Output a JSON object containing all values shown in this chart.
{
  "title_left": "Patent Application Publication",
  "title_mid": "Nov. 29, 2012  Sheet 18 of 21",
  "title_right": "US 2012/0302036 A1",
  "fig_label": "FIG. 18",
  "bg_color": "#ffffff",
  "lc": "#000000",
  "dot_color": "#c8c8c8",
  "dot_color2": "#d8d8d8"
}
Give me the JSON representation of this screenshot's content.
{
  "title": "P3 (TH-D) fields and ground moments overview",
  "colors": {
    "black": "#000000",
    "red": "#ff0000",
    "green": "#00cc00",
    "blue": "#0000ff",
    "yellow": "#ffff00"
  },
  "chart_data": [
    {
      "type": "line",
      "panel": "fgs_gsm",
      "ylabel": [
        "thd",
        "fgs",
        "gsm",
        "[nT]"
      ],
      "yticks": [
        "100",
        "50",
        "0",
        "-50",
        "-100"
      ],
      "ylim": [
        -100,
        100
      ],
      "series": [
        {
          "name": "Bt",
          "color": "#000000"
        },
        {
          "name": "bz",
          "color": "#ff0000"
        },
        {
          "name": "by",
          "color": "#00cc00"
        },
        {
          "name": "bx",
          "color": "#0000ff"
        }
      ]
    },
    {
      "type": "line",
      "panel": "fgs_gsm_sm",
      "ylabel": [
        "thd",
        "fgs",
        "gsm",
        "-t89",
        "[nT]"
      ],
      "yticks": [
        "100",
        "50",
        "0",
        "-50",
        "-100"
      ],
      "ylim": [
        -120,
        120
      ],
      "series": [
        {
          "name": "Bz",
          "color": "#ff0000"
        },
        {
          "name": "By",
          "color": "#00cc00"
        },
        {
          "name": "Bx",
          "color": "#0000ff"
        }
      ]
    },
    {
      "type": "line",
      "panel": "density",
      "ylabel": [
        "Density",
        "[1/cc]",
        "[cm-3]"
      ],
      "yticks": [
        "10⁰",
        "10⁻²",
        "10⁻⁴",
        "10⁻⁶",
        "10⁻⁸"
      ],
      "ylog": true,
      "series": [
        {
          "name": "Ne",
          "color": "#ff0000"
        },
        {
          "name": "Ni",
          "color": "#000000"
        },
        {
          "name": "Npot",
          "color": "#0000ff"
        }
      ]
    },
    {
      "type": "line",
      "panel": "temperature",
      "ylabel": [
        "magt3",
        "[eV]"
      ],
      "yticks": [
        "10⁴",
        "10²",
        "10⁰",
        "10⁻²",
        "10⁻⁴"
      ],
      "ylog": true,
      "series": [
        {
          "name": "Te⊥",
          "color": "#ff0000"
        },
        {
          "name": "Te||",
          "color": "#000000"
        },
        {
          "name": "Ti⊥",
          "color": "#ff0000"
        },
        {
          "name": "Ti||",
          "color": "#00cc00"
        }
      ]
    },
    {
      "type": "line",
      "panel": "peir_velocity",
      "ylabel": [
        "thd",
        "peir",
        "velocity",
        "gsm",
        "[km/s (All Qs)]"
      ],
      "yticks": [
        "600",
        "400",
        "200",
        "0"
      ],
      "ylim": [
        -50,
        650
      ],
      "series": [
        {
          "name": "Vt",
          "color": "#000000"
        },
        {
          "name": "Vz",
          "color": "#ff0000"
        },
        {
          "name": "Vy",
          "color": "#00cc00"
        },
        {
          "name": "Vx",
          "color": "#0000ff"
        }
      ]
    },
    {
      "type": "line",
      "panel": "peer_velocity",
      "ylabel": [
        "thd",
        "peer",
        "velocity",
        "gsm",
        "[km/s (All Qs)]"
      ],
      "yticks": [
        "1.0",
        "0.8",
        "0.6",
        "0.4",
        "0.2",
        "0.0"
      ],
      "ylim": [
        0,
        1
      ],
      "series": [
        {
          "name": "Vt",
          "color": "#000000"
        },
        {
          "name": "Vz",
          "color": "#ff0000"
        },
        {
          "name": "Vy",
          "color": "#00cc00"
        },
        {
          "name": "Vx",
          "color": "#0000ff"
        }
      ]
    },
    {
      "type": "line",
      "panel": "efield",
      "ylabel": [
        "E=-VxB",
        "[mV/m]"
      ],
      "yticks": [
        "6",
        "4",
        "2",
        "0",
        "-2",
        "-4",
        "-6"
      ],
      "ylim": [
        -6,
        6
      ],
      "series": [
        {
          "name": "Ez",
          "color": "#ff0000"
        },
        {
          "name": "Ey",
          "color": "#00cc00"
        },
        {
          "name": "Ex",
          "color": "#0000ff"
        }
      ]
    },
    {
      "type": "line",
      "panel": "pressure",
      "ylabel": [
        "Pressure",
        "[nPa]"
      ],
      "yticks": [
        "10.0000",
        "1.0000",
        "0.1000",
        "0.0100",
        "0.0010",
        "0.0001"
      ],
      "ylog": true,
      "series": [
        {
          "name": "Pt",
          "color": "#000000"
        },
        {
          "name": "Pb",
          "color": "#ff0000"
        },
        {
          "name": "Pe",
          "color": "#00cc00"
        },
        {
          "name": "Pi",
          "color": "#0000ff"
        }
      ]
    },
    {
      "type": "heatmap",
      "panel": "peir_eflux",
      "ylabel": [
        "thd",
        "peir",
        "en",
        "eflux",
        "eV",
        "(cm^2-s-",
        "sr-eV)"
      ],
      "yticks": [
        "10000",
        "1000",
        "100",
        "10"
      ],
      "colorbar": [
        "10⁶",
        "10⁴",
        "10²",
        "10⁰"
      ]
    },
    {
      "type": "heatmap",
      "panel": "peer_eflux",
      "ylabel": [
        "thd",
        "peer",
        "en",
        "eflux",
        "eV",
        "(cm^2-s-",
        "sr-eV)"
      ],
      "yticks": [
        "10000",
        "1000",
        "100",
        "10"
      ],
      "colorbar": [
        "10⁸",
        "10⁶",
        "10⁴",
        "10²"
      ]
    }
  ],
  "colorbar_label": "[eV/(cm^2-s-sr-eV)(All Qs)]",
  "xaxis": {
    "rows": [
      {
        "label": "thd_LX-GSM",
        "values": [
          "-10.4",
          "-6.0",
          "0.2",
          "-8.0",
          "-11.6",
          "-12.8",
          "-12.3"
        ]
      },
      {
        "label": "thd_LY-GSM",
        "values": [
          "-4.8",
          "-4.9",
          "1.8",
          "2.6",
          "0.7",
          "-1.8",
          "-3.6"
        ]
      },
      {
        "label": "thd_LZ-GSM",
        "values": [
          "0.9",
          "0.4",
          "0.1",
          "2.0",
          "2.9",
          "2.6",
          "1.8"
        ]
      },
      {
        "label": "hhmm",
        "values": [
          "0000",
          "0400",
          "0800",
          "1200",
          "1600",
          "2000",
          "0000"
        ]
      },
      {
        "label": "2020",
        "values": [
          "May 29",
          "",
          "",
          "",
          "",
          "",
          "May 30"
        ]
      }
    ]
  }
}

┄┄┄┄┄┄┄┄┄┄┄┄┄┄┄┄┄┄┄┄

◆ EXERCISE AIM: Repeat the data precisely, reproducing every entry.

◆ COMPLETE OUTPUT:
Output a JSON object containing all values shown in this chart.
{
  "title_left": "Patent Application Publication",
  "title_mid": "Nov. 29, 2012  Sheet 18 of 21",
  "title_right": "US 2012/0302036 A1",
  "fig_label": "FIG. 18",
  "bg_color": "#ffffff",
  "lc": "#000000",
  "dot_color": "#c8c8c8",
  "dot_color2": "#d8d8d8"
}
Give me the JSON representation of this screenshot's content.
{
  "title": "P3 (TH-D) fields and ground moments overview",
  "colors": {
    "black": "#000000",
    "red": "#ff0000",
    "green": "#00cc00",
    "blue": "#0000ff",
    "yellow": "#ffff00"
  },
  "chart_data": [
    {
      "type": "line",
      "panel": "fgs_gsm",
      "ylabel": [
        "thd",
        "fgs",
        "gsm",
        "[nT]"
      ],
      "yticks": [
        "100",
        "50",
        "0",
        "-50",
        "-100"
      ],
      "ylim": [
        -100,
        100
      ],
      "series": [
        {
          "name": "Bt",
          "color": "#000000"
        },
        {
          "name": "bz",
          "color": "#ff0000"
        },
        {
          "name": "by",
          "color": "#00cc00"
        },
        {
          "name": "bx",
          "color": "#0000ff"
        }
      ]
    },
    {
      "type": "line",
      "panel": "fgs_gsm_sm",
      "ylabel": [
        "thd",
        "fgs",
        "gsm",
        "-t89",
        "[nT]"
      ],
      "yticks": [
        "100",
        "50",
        "0",
        "-50",
        "-100"
      ],
      "ylim": [
        -120,
        120
      ],
      "series": [
        {
          "name": "Bz",
          "color": "#ff0000"
        },
        {
          "name": "By",
          "color": "#00cc00"
        },
        {
          "name": "Bx",
          "color": "#0000ff"
        }
      ]
    },
    {
      "type": "line",
      "panel": "density",
      "ylabel": [
        "Density",
        "[1/cc]",
        "[cm-3]"
      ],
      "yticks": [
        "10⁰",
        "10⁻²",
        "10⁻⁴",
        "10⁻⁶",
        "10⁻⁸"
      ],
      "ylog": true,
      "series": [
        {
          "name": "Ne",
          "color": "#ff0000"
        },
        {
          "name": "Ni",
          "color": "#000000"
        },
        {
          "name": "Npot",
          "color": "#0000ff"
        }
      ]
    },
    {
      "type": "line",
      "panel": "temperature",
      "ylabel": [
        "magt3",
        "[eV]"
      ],
      "yticks": [
        "10⁴",
        "10²",
        "10⁰",
        "10⁻²",
        "10⁻⁴"
      ],
      "ylog": true,
      "series": [
        {
          "name": "Te⊥",
          "color": "#ff0000"
        },
        {
          "name": "Te||",
          "color": "#000000"
        },
        {
          "name": "Ti⊥",
          "color": "#ff0000"
        },
        {
          "name": "Ti||",
          "color": "#00cc00"
        }
      ]
    },
    {
      "type": "line",
      "panel": "peir_velocity",
      "ylabel": [
        "thd",
        "peir",
        "velocity",
        "gsm",
        "[km/s (All Qs)]"
      ],
      "yticks": [
        "600",
        "400",
        "200",
        "0"
      ],
      "ylim": [
        -50,
        650
      ],
      "series": [
        {
          "name": "Vt",
          "color": "#000000"
        },
        {
          "name": "Vz",
          "color": "#ff0000"
        },
        {
          "name": "Vy",
          "color": "#00cc00"
        },
        {
          "name": "Vx",
          "color": "#0000ff"
        }
      ]
    },
    {
      "type": "line",
      "panel": "peer_velocity",
      "ylabel": [
        "thd",
        "peer",
        "velocity",
        "gsm",
        "[km/s (All Qs)]"
      ],
      "yticks": [
        "1.0",
        "0.8",
        "0.6",
        "0.4",
        "0.2",
        "0.0"
      ],
      "ylim": [
        0,
        1
      ],
      "series": [
        {
          "name": "Vt",
          "color": "#000000"
        },
        {
          "name": "Vz",
          "color": "#ff0000"
        },
        {
          "name": "Vy",
          "color": "#00cc00"
        },
        {
          "name": "Vx",
          "color": "#0000ff"
        }
      ]
    },
    {
      "type": "line",
      "panel": "efield",
      "ylabel": [
        "E=-VxB",
        "[mV/m]"
      ],
      "yticks": [
        "6",
        "4",
        "2",
        "0",
        "-2",
        "-4",
        "-6"
      ],
      "ylim": [
        -6,
        6
      ],
      "series": [
        {
          "name": "Ez",
          "color": "#ff0000"
        },
        {
          "name": "Ey",
          "color": "#00cc00"
        },
        {
          "name": "Ex",
          "color": "#0000ff"
        }
      ]
    },
    {
      "type": "line",
      "panel": "pressure",
      "ylabel": [
        "Pressure",
        "[nPa]"
      ],
      "yticks": [
        "10.0000",
        "1.0000",
        "0.1000",
        "0.0100",
        "0.0010",
        "0.0001"
      ],
      "ylog": true,
      "series": [
        {
          "name": "Pt",
          "color": "#000000"
        },
        {
          "name": "Pb",
          "color": "#ff0000"
        },
        {
          "name": "Pe",
          "color": "#00cc00"
        },
        {
          "name": "Pi",
          "color": "#0000ff"
        }
      ]
    },
    {
      "type": "heatmap",
      "panel": "peir_eflux",
      "ylabel": [
        "thd",
        "peir",
        "en",
        "eflux",
        "eV",
        "(cm^2-s-",
        "sr-eV)"
      ],
      "yticks": [
        "10000",
        "1000",
        "100",
        "10"
      ],
      "colorbar": [
        "10⁶",
        "10⁴",
        "10²",
        "10⁰"
      ]
    },
    {
      "type": "heatmap",
      "panel": "peer_eflux",
      "ylabel": [
        "thd",
        "peer",
        "en",
        "eflux",
        "eV",
        "(cm^2-s-",
        "sr-eV)"
      ],
      "yticks": [
        "10000",
        "1000",
        "100",
        "10"
      ],
      "colorbar": [
        "10⁸",
        "10⁶",
        "10⁴",
        "10²"
      ]
    }
  ],
  "colorbar_label": "[eV/(cm^2-s-sr-eV)(All Qs)]",
  "xaxis": {
    "rows": [
      {
        "label": "thd_LX-GSM",
        "values": [
          "-10.4",
          "-6.0",
          "0.2",
          "-8.0",
          "-11.6",
          "-12.8",
          "-12.3"
        ]
      },
      {
        "label": "thd_LY-GSM",
        "values": [
          "-4.8",
          "-4.9",
          "1.8",
          "2.6",
          "0.7",
          "-1.8",
          "-3.6"
        ]
      },
      {
        "label": "thd_LZ-GSM",
        "values": [
          "0.9",
          "0.4",
          "0.1",
          "2.0",
          "2.9",
          "2.6",
          "1.8"
        ]
      },
      {
        "label": "hhmm",
        "values": [
          "0000",
          "0400",
          "0800",
          "1200",
          "1600",
          "2000",
          "0000"
        ]
      },
      {
        "label": "2020",
        "values": [
          "May 29",
          "",
          "",
          "",
          "",
          "",
          "May 30"
        ]
      }
    ]
  }
}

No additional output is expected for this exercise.